# WHAT IS REQUIRED
Please write the listing below out again exactly, leaving every picture behind.

# DATA TO PROCESS
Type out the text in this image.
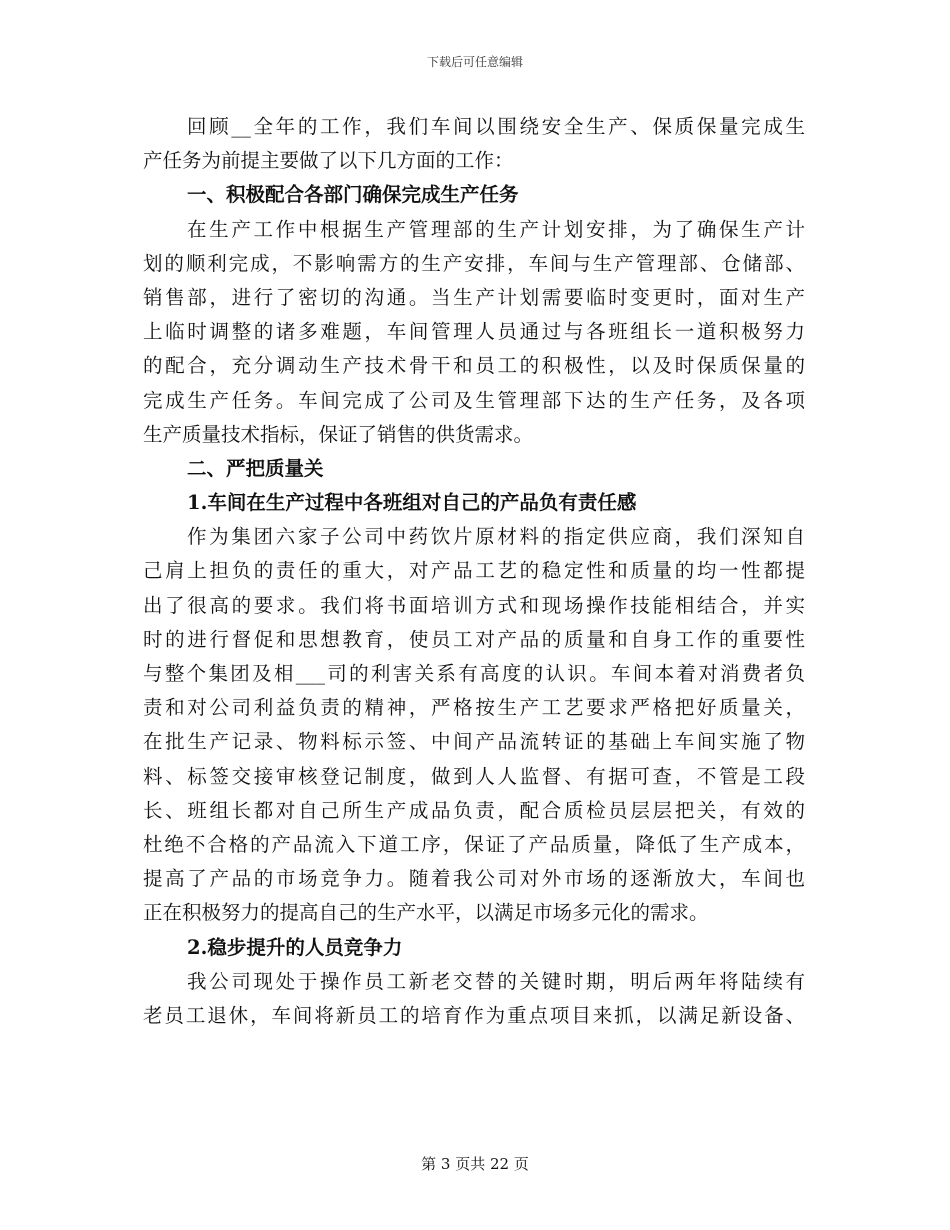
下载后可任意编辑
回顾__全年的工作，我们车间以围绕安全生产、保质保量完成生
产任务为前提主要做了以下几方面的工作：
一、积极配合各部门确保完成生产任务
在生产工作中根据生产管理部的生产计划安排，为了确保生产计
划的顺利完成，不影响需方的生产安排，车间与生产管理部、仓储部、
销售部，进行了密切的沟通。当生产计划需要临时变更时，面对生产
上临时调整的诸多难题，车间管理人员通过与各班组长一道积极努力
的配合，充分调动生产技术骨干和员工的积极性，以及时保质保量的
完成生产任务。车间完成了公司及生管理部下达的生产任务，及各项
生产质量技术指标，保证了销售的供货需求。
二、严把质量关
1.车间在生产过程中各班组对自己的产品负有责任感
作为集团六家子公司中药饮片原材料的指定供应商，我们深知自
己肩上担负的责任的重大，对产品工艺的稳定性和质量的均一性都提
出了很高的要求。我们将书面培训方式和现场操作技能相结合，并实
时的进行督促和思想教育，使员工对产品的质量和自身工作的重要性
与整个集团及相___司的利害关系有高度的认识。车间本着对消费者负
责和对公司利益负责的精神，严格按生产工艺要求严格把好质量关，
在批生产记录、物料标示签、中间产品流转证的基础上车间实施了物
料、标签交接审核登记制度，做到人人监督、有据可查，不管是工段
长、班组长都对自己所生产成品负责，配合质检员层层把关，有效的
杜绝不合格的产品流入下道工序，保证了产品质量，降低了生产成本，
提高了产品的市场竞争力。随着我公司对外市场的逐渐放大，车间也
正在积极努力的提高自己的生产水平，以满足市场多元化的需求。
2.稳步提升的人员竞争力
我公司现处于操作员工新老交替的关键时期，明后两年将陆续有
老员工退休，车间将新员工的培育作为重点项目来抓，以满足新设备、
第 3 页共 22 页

# OUTPUT FOR THIS TASK
Type out the text in this image.
下载后可任意编辑
回顾__全年的工作，我们车间以围绕安全生产、保质保量完成生
产任务为前提主要做了以下几方面的工作：
一、积极配合各部门确保完成生产任务
在生产工作中根据生产管理部的生产计划安排，为了确保生产计
划的顺利完成，不影响需方的生产安排，车间与生产管理部、仓储部、
销售部，进行了密切的沟通。当生产计划需要临时变更时，面对生产
上临时调整的诸多难题，车间管理人员通过与各班组长一道积极努力
的配合，充分调动生产技术骨干和员工的积极性，以及时保质保量的
完成生产任务。车间完成了公司及生管理部下达的生产任务，及各项
生产质量技术指标，保证了销售的供货需求。
二、严把质量关
1.车间在生产过程中各班组对自己的产品负有责任感
作为集团六家子公司中药饮片原材料的指定供应商，我们深知自
己肩上担负的责任的重大，对产品工艺的稳定性和质量的均一性都提
出了很高的要求。我们将书面培训方式和现场操作技能相结合，并实
时的进行督促和思想教育，使员工对产品的质量和自身工作的重要性
与整个集团及相___司的利害关系有高度的认识。车间本着对消费者负
责和对公司利益负责的精神，严格按生产工艺要求严格把好质量关，
在批生产记录、物料标示签、中间产品流转证的基础上车间实施了物
料、标签交接审核登记制度，做到人人监督、有据可查，不管是工段
长、班组长都对自己所生产成品负责，配合质检员层层把关，有效的
杜绝不合格的产品流入下道工序，保证了产品质量，降低了生产成本，
提高了产品的市场竞争力。随着我公司对外市场的逐渐放大，车间也
正在积极努力的提高自己的生产水平，以满足市场多元化的需求。
2.稳步提升的人员竞争力
我公司现处于操作员工新老交替的关键时期，明后两年将陆续有
老员工退休，车间将新员工的培育作为重点项目来抓，以满足新设备、
第 3 页共 22 页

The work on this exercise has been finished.